◆ What is required:
Looking at the listing, state how many of its lines contain the string "name". Write only the number.

────────────────

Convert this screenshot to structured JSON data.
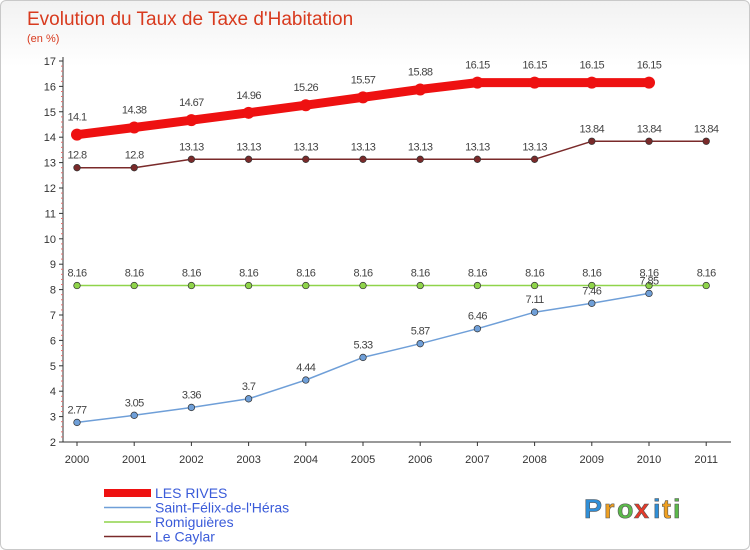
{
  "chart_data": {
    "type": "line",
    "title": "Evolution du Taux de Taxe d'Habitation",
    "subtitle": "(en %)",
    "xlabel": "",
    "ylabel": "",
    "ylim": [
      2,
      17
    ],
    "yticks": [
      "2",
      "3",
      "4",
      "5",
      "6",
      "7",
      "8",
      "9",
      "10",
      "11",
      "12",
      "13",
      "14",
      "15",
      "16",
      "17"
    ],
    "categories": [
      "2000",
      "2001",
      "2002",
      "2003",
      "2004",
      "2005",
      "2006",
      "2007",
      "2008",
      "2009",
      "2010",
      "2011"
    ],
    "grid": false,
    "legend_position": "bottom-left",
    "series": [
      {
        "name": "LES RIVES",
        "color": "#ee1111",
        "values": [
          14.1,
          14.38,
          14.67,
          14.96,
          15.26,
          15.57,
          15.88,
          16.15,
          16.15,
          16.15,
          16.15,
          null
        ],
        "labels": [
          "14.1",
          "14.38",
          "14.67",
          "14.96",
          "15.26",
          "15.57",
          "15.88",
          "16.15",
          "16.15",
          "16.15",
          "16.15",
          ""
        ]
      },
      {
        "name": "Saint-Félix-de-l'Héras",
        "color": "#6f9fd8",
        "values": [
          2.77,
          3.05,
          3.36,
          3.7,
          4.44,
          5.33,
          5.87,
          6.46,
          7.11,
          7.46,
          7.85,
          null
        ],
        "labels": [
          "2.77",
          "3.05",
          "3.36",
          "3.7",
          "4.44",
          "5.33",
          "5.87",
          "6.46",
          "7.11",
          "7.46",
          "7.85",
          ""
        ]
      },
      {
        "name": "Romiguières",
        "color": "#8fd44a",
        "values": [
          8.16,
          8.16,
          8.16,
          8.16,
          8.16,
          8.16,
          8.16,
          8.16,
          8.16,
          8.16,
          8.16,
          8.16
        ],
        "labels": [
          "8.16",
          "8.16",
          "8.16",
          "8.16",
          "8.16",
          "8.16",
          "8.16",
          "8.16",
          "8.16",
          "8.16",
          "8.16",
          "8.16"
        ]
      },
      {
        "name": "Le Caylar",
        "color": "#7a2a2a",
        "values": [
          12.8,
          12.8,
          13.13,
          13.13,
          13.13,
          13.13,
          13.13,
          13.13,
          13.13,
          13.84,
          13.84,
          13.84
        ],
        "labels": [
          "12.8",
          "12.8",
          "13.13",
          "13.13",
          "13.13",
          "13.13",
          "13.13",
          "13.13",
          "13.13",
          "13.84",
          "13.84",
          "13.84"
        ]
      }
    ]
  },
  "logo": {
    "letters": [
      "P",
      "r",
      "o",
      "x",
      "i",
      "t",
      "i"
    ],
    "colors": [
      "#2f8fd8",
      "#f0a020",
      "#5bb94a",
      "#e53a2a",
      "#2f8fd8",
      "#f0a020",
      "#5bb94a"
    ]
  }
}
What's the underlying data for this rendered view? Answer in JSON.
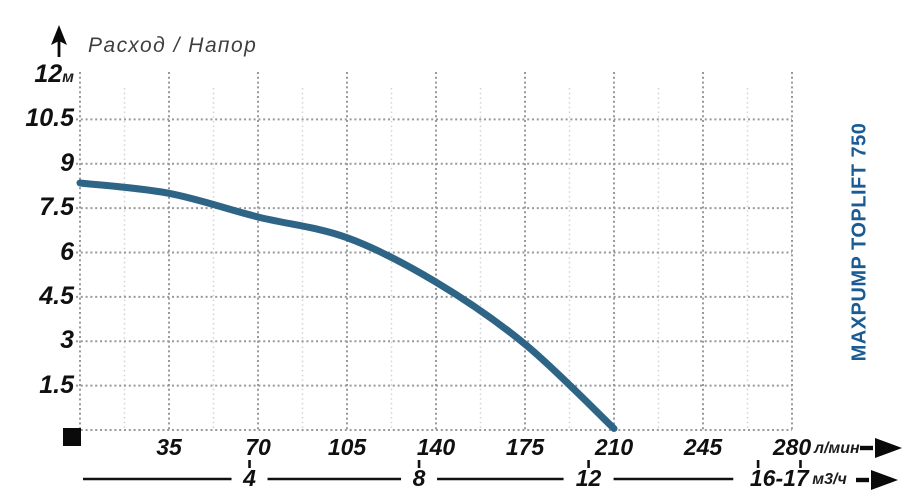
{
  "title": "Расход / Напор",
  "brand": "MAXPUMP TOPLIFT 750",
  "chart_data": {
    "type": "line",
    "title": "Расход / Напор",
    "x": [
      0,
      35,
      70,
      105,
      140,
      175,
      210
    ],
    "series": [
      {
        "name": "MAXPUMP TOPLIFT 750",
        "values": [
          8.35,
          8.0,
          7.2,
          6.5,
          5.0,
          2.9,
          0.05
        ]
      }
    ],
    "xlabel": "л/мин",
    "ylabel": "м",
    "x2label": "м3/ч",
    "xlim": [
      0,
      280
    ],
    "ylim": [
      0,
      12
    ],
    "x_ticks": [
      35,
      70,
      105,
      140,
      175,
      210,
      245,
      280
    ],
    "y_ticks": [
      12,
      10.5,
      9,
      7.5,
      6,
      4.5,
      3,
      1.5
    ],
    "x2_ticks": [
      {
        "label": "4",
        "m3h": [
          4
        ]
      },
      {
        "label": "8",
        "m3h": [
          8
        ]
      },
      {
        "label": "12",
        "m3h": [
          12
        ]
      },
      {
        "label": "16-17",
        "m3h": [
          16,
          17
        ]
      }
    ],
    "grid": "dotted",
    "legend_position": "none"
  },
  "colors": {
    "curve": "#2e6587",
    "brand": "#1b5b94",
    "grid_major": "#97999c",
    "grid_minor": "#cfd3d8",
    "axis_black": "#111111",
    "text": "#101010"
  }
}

────────────────

◆ Task solution:
5